提供テキスト -
★ ★ ★ ★

ラウンジセミナー「大野木工の魅力 ~つくり手から使い手へ、使い手からつくり手へ~」を開催しました
5月10日(火)と11日(水)の10:30~12:00で、現在アートスペースで開催している企画展「里もの -東北の風土とモノづくり-」の関連企画として標記セミナーを開催いたしました。当初、一日で企画しておりましたが、参加希望者が多かったため、増設して2日間で対応しております。
講師には、大野木工生産グループの関向 廣志氏と中家 正一氏、生活デザイナー デザインハウスWASABI 代表 佐藤 和子氏の3名にご対応いただきました。関向氏と中家氏からは大野木工のこれまでの歩みと「つくり手側」のお話を、佐藤氏からは工芸品を「使い手側」へ届けるためのデザイン効果のお話をいただきました。

★ ★ ★ ★

データ収集の記録:
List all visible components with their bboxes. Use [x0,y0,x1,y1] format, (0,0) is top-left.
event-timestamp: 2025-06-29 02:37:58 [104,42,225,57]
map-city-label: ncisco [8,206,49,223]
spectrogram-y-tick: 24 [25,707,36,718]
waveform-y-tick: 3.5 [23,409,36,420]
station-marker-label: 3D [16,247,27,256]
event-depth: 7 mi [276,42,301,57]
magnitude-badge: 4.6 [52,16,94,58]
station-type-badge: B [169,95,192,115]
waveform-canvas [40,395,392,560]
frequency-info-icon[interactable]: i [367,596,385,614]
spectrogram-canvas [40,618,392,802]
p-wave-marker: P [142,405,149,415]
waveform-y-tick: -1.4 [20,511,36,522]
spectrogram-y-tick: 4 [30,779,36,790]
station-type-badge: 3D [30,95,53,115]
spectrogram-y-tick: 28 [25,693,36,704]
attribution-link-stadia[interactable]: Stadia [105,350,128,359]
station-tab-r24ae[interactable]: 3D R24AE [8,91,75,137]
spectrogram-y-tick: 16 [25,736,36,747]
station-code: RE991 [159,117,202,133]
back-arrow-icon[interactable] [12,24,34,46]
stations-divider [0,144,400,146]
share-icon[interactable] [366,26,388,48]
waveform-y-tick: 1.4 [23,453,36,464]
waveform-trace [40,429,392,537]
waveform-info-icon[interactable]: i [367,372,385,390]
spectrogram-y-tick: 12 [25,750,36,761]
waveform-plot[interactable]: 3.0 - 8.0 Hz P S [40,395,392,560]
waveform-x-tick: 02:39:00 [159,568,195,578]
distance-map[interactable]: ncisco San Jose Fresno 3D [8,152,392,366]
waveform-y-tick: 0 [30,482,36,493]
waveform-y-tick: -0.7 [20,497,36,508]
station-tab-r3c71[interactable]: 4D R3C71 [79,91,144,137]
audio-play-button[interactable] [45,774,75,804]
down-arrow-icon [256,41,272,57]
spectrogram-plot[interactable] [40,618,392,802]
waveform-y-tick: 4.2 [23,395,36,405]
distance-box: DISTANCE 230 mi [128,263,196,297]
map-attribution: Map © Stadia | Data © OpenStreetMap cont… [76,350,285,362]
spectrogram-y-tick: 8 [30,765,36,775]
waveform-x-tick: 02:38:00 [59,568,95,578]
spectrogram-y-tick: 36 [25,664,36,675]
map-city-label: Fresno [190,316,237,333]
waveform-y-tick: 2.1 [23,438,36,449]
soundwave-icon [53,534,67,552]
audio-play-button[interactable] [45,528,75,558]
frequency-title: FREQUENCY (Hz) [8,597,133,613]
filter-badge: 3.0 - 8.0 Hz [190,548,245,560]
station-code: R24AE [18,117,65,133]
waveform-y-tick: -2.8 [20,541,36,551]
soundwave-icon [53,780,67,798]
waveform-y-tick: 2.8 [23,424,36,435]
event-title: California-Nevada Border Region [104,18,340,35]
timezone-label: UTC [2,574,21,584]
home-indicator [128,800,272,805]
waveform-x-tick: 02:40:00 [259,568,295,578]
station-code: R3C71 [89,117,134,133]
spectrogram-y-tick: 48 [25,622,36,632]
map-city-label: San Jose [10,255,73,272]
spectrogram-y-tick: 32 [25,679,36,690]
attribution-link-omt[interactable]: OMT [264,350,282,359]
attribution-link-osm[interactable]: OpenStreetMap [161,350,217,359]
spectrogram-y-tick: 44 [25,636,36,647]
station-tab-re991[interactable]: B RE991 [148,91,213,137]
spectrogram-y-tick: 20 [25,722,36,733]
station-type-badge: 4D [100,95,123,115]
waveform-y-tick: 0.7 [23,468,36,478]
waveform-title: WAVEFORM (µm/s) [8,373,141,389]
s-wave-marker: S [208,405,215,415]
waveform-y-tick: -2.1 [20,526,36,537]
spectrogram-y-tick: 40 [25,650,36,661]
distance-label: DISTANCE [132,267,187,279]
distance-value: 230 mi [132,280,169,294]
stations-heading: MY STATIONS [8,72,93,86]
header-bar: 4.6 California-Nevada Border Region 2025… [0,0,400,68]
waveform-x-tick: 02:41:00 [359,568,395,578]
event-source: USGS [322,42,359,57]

★ ★ ★ ★

作業内容 -
A. 大野木工セミナーの報告によると、セミナーが2日間に増設されたのはなぜですか。
B. 次の(i)~(iii)が大野木工セミナーの報告の内容と一致するかどうか、それぞれ「はい」か「いいえ」で答え、判断の根拠となる本文の語句をそのまま引用してください。
(i) セミナーは5月10日と11日の10:30~12:00に行われた。
(ii) 佐藤氏は大野木工のこれまでの歩みについて話した。
(iii) セミナーは企画展「里もの」の関連企画として行われた。
C. 大野木工セミナーの報告を、最後の文の後から引き継いで書き進めてください。
項目は本文とは別個の資料です。

回答 -
A. 参加希望者が多かったためです。

B.
(i) はい。『5月10日(火)と11日(水)の10:30~12:00で』
(ii) いいえ。『佐藤氏からは工芸品を「使い手側」へ届けるためのデザイン効果のお話をいただきました』
(iii) はい。『企画展「里もの -東北の風土とモノづくり-」の関連企画として』

C.
1980年頃より岩手県大野村(現洋野町)では、元東北工業大学教授の秋岡芳夫氏が提唱された「一人一芸の村づくり」によって、地域資源を活用した木工によるモノづくりが始まり、現在まで受け継がれてきました。木製の給食食器を作り始めた頃より、全国的に注目されるようになったそうです。現在では、出前講座による子どもたちの食育教育にも積極的に取り組まれていることが紹介されました。実際に木を削るところを見学させたり、カンナくずの香りを嗅がせたりして、木に新たに食器としての役目が与えられたことを理解させると、食べ物に感謝していただくことや丁寧に食器を扱うことが自然と身に付くのだそうです。
大野木工の食器は、塗料のはげた部分の再塗布や欠けた部分の補修等も行われています。食器の裏の部分に各木工所の責任マークが入っており、そこで修理をしてくれるようになっています。ちなみにマークには、「三本木さん→三本の木のマーク」「元大工さん→かんなのマーク」等と親しみやすさが感じられる工夫がされています。木の器は、陶器やガラスのように均一の厚さで作ると「反り」が出てしまうため、底をしっかりさせるために厚くしていることも、実際の器を見ながら教えていただきました。
その手触りの優しさに「つくり手」の想いが重なっているように感じられました。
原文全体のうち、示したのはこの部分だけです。